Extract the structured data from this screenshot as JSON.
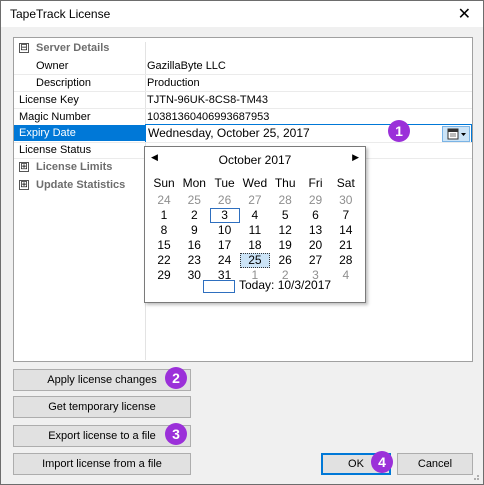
{
  "window": {
    "title": "TapeTrack License",
    "close_glyph": "✕"
  },
  "grid": {
    "server_details": {
      "label": "Server Details",
      "expander": "⊟",
      "owner_label": "Owner",
      "owner_value": "GazillaByte LLC",
      "description_label": "Description",
      "description_value": "Production"
    },
    "license_key_label": "License Key",
    "license_key_value": "TJTN-96UK-8CS8-TM43",
    "magic_number_label": "Magic Number",
    "magic_number_value": "10381360406993687953",
    "expiry_date_label": "Expiry Date",
    "expiry_date_value": "Wednesday,  October  25, 2017",
    "license_status_label": "License Status",
    "license_limits": {
      "label": "License Limits",
      "expander": "⊞"
    },
    "update_statistics": {
      "label": "Update Statistics",
      "expander": "⊞"
    }
  },
  "calendar": {
    "month_label": "October 2017",
    "prev": "◀",
    "next": "▶",
    "dow": [
      "Sun",
      "Mon",
      "Tue",
      "Wed",
      "Thu",
      "Fri",
      "Sat"
    ],
    "weeks": [
      [
        "24",
        "25",
        "26",
        "27",
        "28",
        "29",
        "30"
      ],
      [
        "1",
        "2",
        "3",
        "4",
        "5",
        "6",
        "7"
      ],
      [
        "8",
        "9",
        "10",
        "11",
        "12",
        "13",
        "14"
      ],
      [
        "15",
        "16",
        "17",
        "18",
        "19",
        "20",
        "21"
      ],
      [
        "22",
        "23",
        "24",
        "25",
        "26",
        "27",
        "28"
      ],
      [
        "29",
        "30",
        "31",
        "1",
        "2",
        "3",
        "4"
      ]
    ],
    "today_text": "Today: 10/3/2017"
  },
  "buttons": {
    "apply": "Apply license changes",
    "temporary": "Get temporary license",
    "export": "Export license to a file",
    "import": "Import license from a file",
    "ok": "OK",
    "cancel": "Cancel"
  },
  "badges": [
    "1",
    "2",
    "3",
    "4"
  ],
  "colors": {
    "selection": "#0078d7",
    "badge": "#9b30d9"
  }
}
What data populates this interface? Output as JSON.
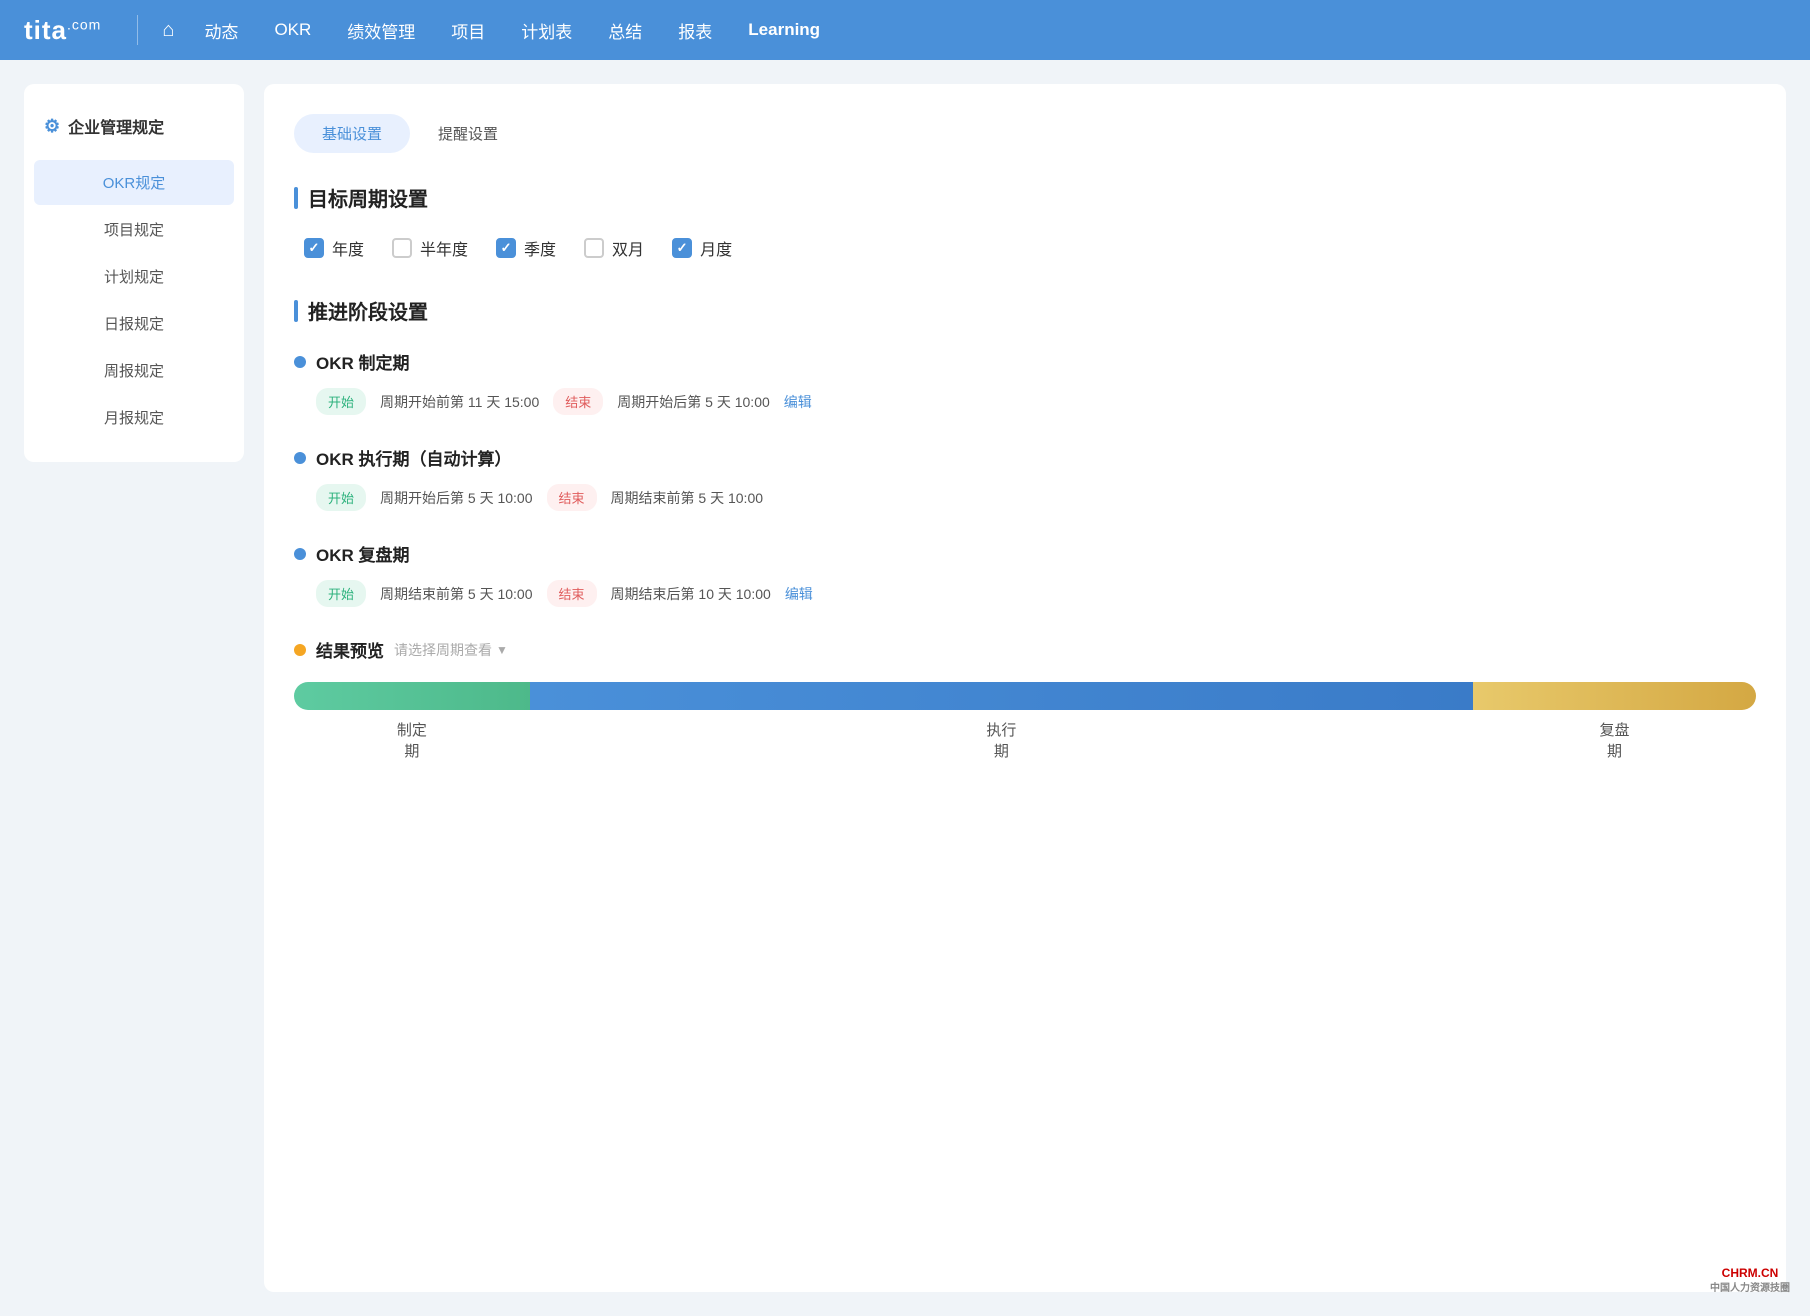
{
  "nav": {
    "logo": "tita",
    "logo_com": ".com",
    "items": [
      {
        "label": "动态",
        "active": false
      },
      {
        "label": "OKR",
        "active": false
      },
      {
        "label": "绩效管理",
        "active": false
      },
      {
        "label": "项目",
        "active": false
      },
      {
        "label": "计划表",
        "active": false
      },
      {
        "label": "总结",
        "active": false
      },
      {
        "label": "报表",
        "active": false
      },
      {
        "label": "Learning",
        "active": true,
        "special": true
      }
    ]
  },
  "sidebar": {
    "header": "企业管理规定",
    "items": [
      {
        "label": "OKR规定",
        "active": true
      },
      {
        "label": "项目规定",
        "active": false
      },
      {
        "label": "计划规定",
        "active": false
      },
      {
        "label": "日报规定",
        "active": false
      },
      {
        "label": "周报规定",
        "active": false
      },
      {
        "label": "月报规定",
        "active": false
      }
    ]
  },
  "tabs": [
    {
      "label": "基础设置",
      "active": true
    },
    {
      "label": "提醒设置",
      "active": false
    }
  ],
  "cycle_section": {
    "title": "目标周期设置",
    "checkboxes": [
      {
        "label": "年度",
        "checked": true
      },
      {
        "label": "半年度",
        "checked": false
      },
      {
        "label": "季度",
        "checked": true
      },
      {
        "label": "双月",
        "checked": false
      },
      {
        "label": "月度",
        "checked": true
      }
    ]
  },
  "phase_section": {
    "title": "推进阶段设置",
    "phases": [
      {
        "title": "OKR 制定期",
        "dot_color": "#4a90d9",
        "start_badge": "开始",
        "start_text": "周期开始前第 11 天 15:00",
        "end_badge": "结束",
        "end_text": "周期开始后第 5 天 10:00",
        "editable": true,
        "edit_label": "编辑"
      },
      {
        "title": "OKR 执行期（自动计算）",
        "dot_color": "#4a90d9",
        "start_badge": "开始",
        "start_text": "周期开始后第 5 天 10:00",
        "end_badge": "结束",
        "end_text": "周期结束前第 5 天 10:00",
        "editable": false,
        "edit_label": ""
      },
      {
        "title": "OKR 复盘期",
        "dot_color": "#4a90d9",
        "start_badge": "开始",
        "start_text": "周期结束前第 5 天 10:00",
        "end_badge": "结束",
        "end_text": "周期结束后第 10 天 10:00",
        "editable": true,
        "edit_label": "编辑"
      }
    ]
  },
  "result_preview": {
    "label": "结果预览",
    "select_placeholder": "请选择周期查看",
    "dot_color": "#f5a623"
  },
  "progress_bar": {
    "segments": [
      {
        "label": "制定\n期",
        "label_line1": "制定",
        "label_line2": "期"
      },
      {
        "label": "执行\n期",
        "label_line1": "执行",
        "label_line2": "期"
      },
      {
        "label": "复盘\n期",
        "label_line1": "复盘",
        "label_line2": "期"
      }
    ]
  },
  "watermark": {
    "line1": "CHRM.CN",
    "line2": "中国人力资源技圈"
  }
}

Job> From the records given above, reproduce all text exactly and exclude each picture.

Correct answer>
Extract the structured data from this screenshot as JSON.
{
  "window": {
    "title": "TapeTrack License",
    "close_glyph": "✕"
  },
  "grid": {
    "server_details": {
      "label": "Server Details",
      "expander": "⊟",
      "owner_label": "Owner",
      "owner_value": "GazillaByte LLC",
      "description_label": "Description",
      "description_value": "Production"
    },
    "license_key_label": "License Key",
    "license_key_value": "TJTN-96UK-8CS8-TM43",
    "magic_number_label": "Magic Number",
    "magic_number_value": "10381360406993687953",
    "expiry_date_label": "Expiry Date",
    "expiry_date_value": "Wednesday,  October  25, 2017",
    "license_status_label": "License Status",
    "license_limits": {
      "label": "License Limits",
      "expander": "⊞"
    },
    "update_statistics": {
      "label": "Update Statistics",
      "expander": "⊞"
    }
  },
  "calendar": {
    "month_label": "October 2017",
    "prev": "◀",
    "next": "▶",
    "dow": [
      "Sun",
      "Mon",
      "Tue",
      "Wed",
      "Thu",
      "Fri",
      "Sat"
    ],
    "weeks": [
      [
        "24",
        "25",
        "26",
        "27",
        "28",
        "29",
        "30"
      ],
      [
        "1",
        "2",
        "3",
        "4",
        "5",
        "6",
        "7"
      ],
      [
        "8",
        "9",
        "10",
        "11",
        "12",
        "13",
        "14"
      ],
      [
        "15",
        "16",
        "17",
        "18",
        "19",
        "20",
        "21"
      ],
      [
        "22",
        "23",
        "24",
        "25",
        "26",
        "27",
        "28"
      ],
      [
        "29",
        "30",
        "31",
        "1",
        "2",
        "3",
        "4"
      ]
    ],
    "today_text": "Today: 10/3/2017"
  },
  "buttons": {
    "apply": "Apply license changes",
    "temporary": "Get temporary license",
    "export": "Export license to a file",
    "import": "Import license from a file",
    "ok": "OK",
    "cancel": "Cancel"
  },
  "badges": [
    "1",
    "2",
    "3",
    "4"
  ],
  "colors": {
    "selection": "#0078d7",
    "badge": "#9b30d9"
  }
}
What data populates this interface? Output as JSON.
{
  "nav": {
    "logo": "tita",
    "logo_com": ".com",
    "items": [
      {
        "label": "动态",
        "active": false
      },
      {
        "label": "OKR",
        "active": false
      },
      {
        "label": "绩效管理",
        "active": false
      },
      {
        "label": "项目",
        "active": false
      },
      {
        "label": "计划表",
        "active": false
      },
      {
        "label": "总结",
        "active": false
      },
      {
        "label": "报表",
        "active": false
      },
      {
        "label": "Learning",
        "active": true,
        "special": true
      }
    ]
  },
  "sidebar": {
    "header": "企业管理规定",
    "items": [
      {
        "label": "OKR规定",
        "active": true
      },
      {
        "label": "项目规定",
        "active": false
      },
      {
        "label": "计划规定",
        "active": false
      },
      {
        "label": "日报规定",
        "active": false
      },
      {
        "label": "周报规定",
        "active": false
      },
      {
        "label": "月报规定",
        "active": false
      }
    ]
  },
  "tabs": [
    {
      "label": "基础设置",
      "active": true
    },
    {
      "label": "提醒设置",
      "active": false
    }
  ],
  "cycle_section": {
    "title": "目标周期设置",
    "checkboxes": [
      {
        "label": "年度",
        "checked": true
      },
      {
        "label": "半年度",
        "checked": false
      },
      {
        "label": "季度",
        "checked": true
      },
      {
        "label": "双月",
        "checked": false
      },
      {
        "label": "月度",
        "checked": true
      }
    ]
  },
  "phase_section": {
    "title": "推进阶段设置",
    "phases": [
      {
        "title": "OKR 制定期",
        "dot_color": "#4a90d9",
        "start_badge": "开始",
        "start_text": "周期开始前第 11 天 15:00",
        "end_badge": "结束",
        "end_text": "周期开始后第 5 天 10:00",
        "editable": true,
        "edit_label": "编辑"
      },
      {
        "title": "OKR 执行期（自动计算）",
        "dot_color": "#4a90d9",
        "start_badge": "开始",
        "start_text": "周期开始后第 5 天 10:00",
        "end_badge": "结束",
        "end_text": "周期结束前第 5 天 10:00",
        "editable": false,
        "edit_label": ""
      },
      {
        "title": "OKR 复盘期",
        "dot_color": "#4a90d9",
        "start_badge": "开始",
        "start_text": "周期结束前第 5 天 10:00",
        "end_badge": "结束",
        "end_text": "周期结束后第 10 天 10:00",
        "editable": true,
        "edit_label": "编辑"
      }
    ]
  },
  "result_preview": {
    "label": "结果预览",
    "select_placeholder": "请选择周期查看",
    "dot_color": "#f5a623"
  },
  "progress_bar": {
    "segments": [
      {
        "label": "制定\n期",
        "label_line1": "制定",
        "label_line2": "期"
      },
      {
        "label": "执行\n期",
        "label_line1": "执行",
        "label_line2": "期"
      },
      {
        "label": "复盘\n期",
        "label_line1": "复盘",
        "label_line2": "期"
      }
    ]
  },
  "watermark": {
    "line1": "CHRM.CN",
    "line2": "中国人力资源技圈"
  }
}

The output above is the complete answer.